--- start ---

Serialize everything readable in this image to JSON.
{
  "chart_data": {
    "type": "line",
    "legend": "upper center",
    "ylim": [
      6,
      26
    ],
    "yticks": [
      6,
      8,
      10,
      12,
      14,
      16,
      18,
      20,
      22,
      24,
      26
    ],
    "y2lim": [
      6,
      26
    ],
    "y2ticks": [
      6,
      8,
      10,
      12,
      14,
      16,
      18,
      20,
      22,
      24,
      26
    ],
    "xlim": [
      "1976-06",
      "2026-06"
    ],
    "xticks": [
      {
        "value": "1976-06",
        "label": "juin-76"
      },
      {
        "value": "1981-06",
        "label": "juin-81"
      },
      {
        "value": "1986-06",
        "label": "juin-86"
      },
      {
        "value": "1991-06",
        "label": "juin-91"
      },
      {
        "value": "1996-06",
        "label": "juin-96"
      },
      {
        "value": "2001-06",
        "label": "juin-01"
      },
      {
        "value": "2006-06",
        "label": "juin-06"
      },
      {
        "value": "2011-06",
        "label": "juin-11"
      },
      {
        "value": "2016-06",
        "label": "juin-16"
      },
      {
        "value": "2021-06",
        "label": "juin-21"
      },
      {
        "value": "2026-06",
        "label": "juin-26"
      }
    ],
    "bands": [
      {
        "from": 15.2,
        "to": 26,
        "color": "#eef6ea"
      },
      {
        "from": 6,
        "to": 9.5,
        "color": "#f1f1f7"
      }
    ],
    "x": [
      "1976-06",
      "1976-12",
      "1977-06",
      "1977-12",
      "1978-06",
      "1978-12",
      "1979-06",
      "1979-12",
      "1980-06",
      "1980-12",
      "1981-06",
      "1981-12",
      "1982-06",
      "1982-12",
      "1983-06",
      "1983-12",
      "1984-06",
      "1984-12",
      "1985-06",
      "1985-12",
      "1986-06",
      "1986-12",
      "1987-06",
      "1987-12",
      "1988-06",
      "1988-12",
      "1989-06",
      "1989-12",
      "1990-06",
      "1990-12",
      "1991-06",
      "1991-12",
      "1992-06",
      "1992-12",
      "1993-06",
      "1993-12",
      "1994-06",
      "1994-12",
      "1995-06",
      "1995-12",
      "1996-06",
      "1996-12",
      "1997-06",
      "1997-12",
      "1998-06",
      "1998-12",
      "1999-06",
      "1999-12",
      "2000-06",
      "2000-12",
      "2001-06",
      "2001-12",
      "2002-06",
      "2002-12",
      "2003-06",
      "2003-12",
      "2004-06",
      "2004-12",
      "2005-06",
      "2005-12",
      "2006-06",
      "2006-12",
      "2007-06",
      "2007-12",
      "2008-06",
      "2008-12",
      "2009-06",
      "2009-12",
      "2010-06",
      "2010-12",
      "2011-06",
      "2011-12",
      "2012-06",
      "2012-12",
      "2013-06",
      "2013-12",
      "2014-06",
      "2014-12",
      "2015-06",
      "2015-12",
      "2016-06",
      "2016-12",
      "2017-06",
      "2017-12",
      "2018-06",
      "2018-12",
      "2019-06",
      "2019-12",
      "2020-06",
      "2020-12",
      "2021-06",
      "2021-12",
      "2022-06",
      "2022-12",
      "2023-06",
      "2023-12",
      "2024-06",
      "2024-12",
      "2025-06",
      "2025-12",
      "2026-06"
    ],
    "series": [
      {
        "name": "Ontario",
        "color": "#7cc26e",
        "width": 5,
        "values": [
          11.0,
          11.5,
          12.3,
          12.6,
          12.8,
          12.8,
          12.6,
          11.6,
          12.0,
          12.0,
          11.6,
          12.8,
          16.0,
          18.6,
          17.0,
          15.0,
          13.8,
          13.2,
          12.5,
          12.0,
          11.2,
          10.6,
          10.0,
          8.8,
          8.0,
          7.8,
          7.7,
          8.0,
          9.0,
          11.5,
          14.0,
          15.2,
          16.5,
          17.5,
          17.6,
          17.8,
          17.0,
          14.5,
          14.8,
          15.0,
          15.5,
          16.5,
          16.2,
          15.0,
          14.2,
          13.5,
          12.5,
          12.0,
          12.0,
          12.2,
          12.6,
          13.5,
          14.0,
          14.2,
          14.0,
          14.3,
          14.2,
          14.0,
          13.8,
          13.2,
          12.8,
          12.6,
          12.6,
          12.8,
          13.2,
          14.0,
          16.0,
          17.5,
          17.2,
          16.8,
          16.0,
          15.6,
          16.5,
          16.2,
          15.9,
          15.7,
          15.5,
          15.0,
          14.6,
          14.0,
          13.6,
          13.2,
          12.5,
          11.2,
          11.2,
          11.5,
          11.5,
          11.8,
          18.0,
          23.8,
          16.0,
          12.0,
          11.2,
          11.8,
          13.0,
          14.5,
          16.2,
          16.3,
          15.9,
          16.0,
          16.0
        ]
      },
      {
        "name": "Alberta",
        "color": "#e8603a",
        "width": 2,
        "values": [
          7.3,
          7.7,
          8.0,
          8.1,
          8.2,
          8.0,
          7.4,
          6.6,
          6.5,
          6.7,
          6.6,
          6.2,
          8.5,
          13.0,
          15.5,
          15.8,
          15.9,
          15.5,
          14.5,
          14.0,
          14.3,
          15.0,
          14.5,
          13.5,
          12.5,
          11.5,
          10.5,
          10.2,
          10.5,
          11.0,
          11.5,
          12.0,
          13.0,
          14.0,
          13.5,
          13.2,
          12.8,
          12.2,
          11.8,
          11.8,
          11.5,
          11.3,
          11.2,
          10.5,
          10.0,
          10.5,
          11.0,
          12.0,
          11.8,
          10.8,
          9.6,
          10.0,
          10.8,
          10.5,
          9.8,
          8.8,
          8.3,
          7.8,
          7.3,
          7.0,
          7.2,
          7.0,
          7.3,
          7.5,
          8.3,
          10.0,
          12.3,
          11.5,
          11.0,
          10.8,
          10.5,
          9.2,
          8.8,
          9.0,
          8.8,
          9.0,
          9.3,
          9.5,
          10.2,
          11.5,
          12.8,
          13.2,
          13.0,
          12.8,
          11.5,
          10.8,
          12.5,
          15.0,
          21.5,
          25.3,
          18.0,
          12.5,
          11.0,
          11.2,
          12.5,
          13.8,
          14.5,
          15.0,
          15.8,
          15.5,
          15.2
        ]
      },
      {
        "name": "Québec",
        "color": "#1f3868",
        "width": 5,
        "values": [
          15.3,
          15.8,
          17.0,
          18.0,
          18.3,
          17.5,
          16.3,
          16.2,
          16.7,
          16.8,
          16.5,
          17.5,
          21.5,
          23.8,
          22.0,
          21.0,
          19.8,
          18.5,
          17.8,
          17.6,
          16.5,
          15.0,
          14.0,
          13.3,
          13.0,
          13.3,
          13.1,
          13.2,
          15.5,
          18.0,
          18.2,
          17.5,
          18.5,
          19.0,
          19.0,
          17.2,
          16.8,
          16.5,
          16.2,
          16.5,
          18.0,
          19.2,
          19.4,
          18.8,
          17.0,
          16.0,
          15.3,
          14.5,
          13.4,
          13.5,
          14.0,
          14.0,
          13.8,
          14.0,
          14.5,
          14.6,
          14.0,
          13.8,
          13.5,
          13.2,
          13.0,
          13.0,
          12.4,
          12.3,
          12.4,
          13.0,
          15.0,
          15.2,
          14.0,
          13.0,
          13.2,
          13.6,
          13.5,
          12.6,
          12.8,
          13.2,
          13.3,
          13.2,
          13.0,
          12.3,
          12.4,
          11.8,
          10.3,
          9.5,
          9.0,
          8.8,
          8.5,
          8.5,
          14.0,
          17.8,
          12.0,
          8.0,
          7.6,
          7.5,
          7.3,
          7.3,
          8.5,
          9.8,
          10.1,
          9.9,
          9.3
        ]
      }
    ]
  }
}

--- end ---

▸ **Given task**: Isolate the lines that hold the word "label" and copy all of them.

▸ **Full output**:
        "label": "juin-76"
        "label": "juin-81"
        "label": "juin-86"
        "label": "juin-91"
        "label": "juin-96"
        "label": "juin-01"
        "label": "juin-06"
        "label": "juin-11"
        "label": "juin-16"
        "label": "juin-21"
        "label": "juin-26"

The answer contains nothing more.